Dataset listings of figures:

★ ★ ★ ★ ★ ★ ★

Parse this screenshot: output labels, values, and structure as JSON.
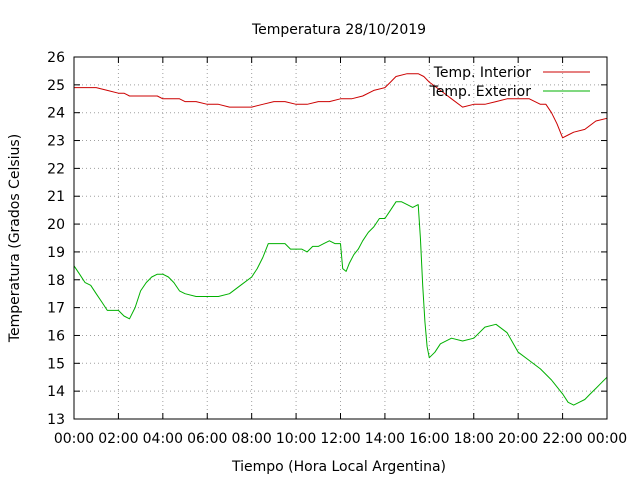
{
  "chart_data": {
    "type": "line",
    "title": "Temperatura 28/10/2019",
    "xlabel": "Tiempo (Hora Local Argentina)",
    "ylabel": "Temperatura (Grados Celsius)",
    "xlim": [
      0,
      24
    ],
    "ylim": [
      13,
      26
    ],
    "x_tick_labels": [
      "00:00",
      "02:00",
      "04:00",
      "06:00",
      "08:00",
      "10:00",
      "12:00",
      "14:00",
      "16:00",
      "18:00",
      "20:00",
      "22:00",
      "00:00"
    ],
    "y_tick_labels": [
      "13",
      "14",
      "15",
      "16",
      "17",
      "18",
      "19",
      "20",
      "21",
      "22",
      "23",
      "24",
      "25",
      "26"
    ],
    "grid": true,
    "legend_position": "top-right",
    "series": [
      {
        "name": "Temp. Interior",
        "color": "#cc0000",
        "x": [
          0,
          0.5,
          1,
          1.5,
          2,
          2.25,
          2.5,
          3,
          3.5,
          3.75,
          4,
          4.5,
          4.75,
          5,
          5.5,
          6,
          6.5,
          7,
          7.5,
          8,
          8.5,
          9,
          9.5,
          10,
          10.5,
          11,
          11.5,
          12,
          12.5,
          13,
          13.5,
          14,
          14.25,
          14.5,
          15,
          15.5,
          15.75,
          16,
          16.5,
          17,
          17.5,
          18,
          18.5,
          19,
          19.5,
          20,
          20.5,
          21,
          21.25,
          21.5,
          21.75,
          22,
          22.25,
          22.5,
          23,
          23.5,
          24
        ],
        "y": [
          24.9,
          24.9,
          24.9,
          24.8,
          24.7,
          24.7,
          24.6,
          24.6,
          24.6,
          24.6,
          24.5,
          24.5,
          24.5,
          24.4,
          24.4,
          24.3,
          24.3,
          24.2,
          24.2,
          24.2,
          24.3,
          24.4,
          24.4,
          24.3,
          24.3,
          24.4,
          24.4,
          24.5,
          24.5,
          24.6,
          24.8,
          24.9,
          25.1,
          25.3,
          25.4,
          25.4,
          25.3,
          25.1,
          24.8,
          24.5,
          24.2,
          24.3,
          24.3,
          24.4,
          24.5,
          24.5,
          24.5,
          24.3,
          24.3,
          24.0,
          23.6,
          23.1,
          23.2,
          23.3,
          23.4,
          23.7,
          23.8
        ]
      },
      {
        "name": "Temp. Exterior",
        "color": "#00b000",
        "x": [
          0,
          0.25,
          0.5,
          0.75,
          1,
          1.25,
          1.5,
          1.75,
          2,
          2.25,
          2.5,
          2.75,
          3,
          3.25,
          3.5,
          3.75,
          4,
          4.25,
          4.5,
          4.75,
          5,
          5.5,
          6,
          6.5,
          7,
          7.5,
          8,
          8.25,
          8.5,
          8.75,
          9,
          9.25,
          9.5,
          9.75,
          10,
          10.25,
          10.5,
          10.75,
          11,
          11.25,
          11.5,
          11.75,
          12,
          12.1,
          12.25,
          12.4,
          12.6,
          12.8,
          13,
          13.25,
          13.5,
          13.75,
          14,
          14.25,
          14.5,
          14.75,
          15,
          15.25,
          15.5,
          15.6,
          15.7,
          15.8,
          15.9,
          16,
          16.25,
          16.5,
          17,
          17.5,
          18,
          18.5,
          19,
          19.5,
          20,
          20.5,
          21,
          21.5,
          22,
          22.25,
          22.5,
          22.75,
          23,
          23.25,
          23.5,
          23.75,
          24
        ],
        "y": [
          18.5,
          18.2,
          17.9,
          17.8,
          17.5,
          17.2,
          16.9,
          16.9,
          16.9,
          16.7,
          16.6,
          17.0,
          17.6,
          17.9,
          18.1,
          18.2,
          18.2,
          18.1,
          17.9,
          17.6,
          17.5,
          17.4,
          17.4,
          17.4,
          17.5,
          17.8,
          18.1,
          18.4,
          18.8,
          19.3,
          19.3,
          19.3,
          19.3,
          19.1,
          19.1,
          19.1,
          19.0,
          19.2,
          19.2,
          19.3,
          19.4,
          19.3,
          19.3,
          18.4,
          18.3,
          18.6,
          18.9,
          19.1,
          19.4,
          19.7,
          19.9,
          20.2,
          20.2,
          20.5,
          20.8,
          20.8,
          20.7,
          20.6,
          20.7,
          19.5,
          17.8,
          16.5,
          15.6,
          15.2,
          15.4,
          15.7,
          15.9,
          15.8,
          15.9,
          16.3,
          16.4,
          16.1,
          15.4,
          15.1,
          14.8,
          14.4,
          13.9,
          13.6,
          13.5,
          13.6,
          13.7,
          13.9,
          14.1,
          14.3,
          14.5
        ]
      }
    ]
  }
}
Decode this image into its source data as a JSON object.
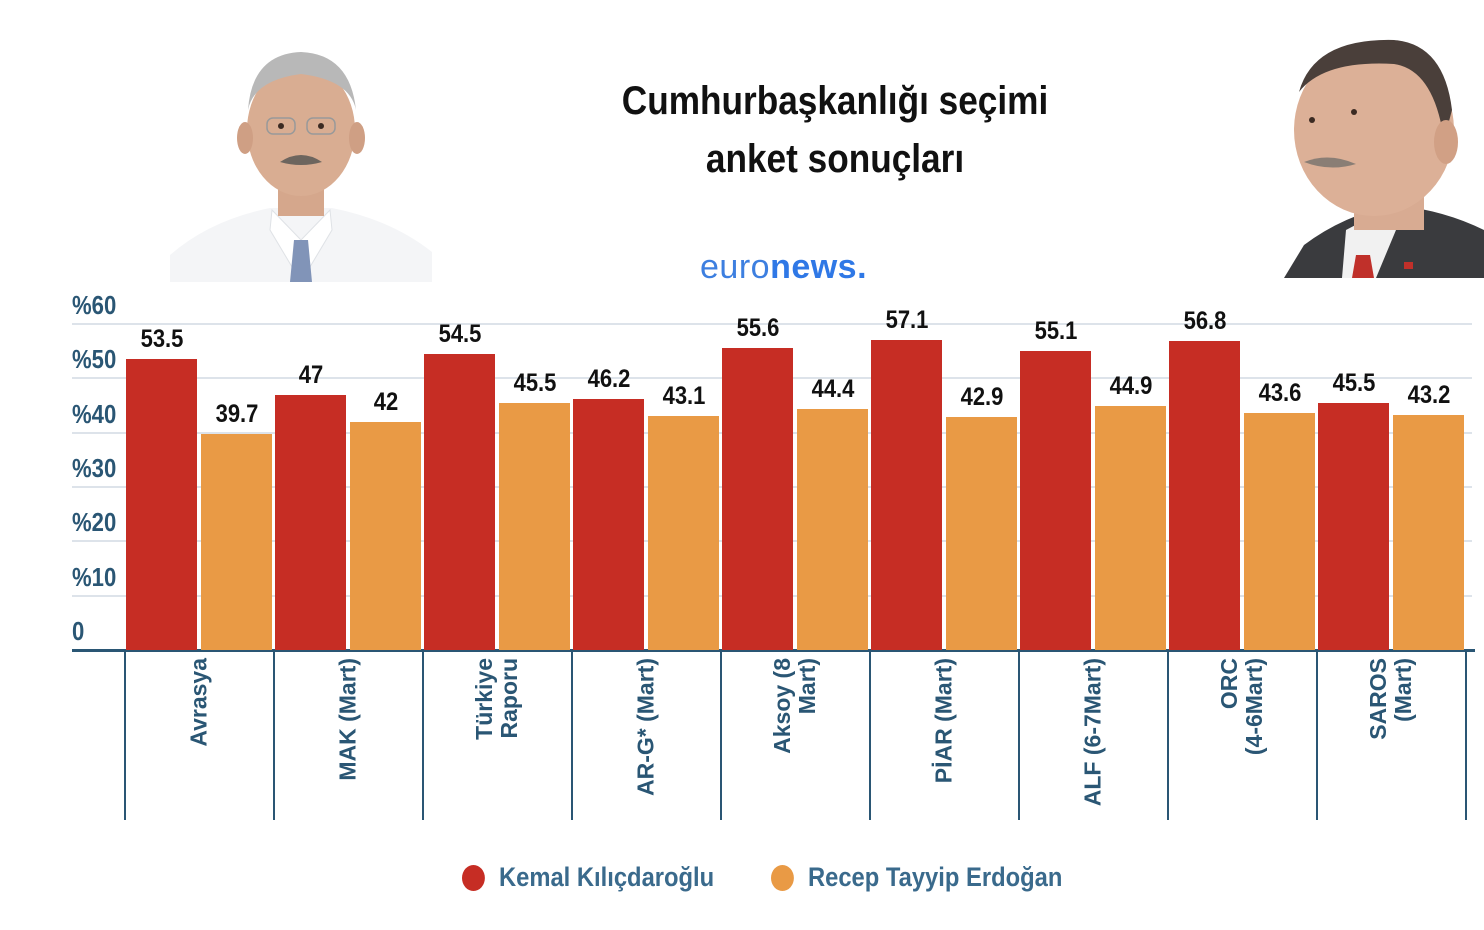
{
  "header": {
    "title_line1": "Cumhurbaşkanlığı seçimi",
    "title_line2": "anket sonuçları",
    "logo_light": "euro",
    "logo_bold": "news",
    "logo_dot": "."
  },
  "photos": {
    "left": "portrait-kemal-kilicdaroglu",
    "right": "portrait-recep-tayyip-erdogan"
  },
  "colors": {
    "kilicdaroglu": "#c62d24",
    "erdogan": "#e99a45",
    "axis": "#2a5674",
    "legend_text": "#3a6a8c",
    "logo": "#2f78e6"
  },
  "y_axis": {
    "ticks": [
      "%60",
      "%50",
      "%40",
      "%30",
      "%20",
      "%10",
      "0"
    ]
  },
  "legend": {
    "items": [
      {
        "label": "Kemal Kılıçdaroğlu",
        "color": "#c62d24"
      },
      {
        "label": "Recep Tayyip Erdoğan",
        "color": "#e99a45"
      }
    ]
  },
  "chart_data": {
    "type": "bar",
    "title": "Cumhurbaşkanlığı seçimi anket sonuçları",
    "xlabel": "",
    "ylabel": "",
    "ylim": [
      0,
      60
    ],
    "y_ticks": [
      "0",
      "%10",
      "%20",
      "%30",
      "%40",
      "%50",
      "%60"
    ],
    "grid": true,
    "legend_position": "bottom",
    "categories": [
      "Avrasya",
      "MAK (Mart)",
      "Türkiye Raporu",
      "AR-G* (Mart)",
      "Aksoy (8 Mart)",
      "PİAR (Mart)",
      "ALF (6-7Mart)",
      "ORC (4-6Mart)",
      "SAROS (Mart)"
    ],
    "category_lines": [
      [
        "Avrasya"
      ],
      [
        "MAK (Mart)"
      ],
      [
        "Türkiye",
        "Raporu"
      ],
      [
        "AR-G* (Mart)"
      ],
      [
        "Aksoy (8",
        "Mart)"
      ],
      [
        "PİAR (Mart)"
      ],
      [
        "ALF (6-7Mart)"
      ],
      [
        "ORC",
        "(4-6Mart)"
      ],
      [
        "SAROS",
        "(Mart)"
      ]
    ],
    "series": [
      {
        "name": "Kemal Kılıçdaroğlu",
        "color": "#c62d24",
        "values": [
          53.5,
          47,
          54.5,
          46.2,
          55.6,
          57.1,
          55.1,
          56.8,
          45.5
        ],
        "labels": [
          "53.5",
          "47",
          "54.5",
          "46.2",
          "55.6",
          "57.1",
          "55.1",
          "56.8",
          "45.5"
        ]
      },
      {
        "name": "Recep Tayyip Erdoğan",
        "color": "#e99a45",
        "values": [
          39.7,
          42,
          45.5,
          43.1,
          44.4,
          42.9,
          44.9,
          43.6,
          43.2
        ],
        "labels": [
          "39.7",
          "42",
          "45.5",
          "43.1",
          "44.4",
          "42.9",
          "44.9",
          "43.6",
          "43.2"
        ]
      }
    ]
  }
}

★ ★ ★ ★ ★ ★ ★

Scan the material above. Extract every line in which the word "right" occurs.

    "legend_position": "top-right",
    "right": "portrait-recep-tayyip-erdogan"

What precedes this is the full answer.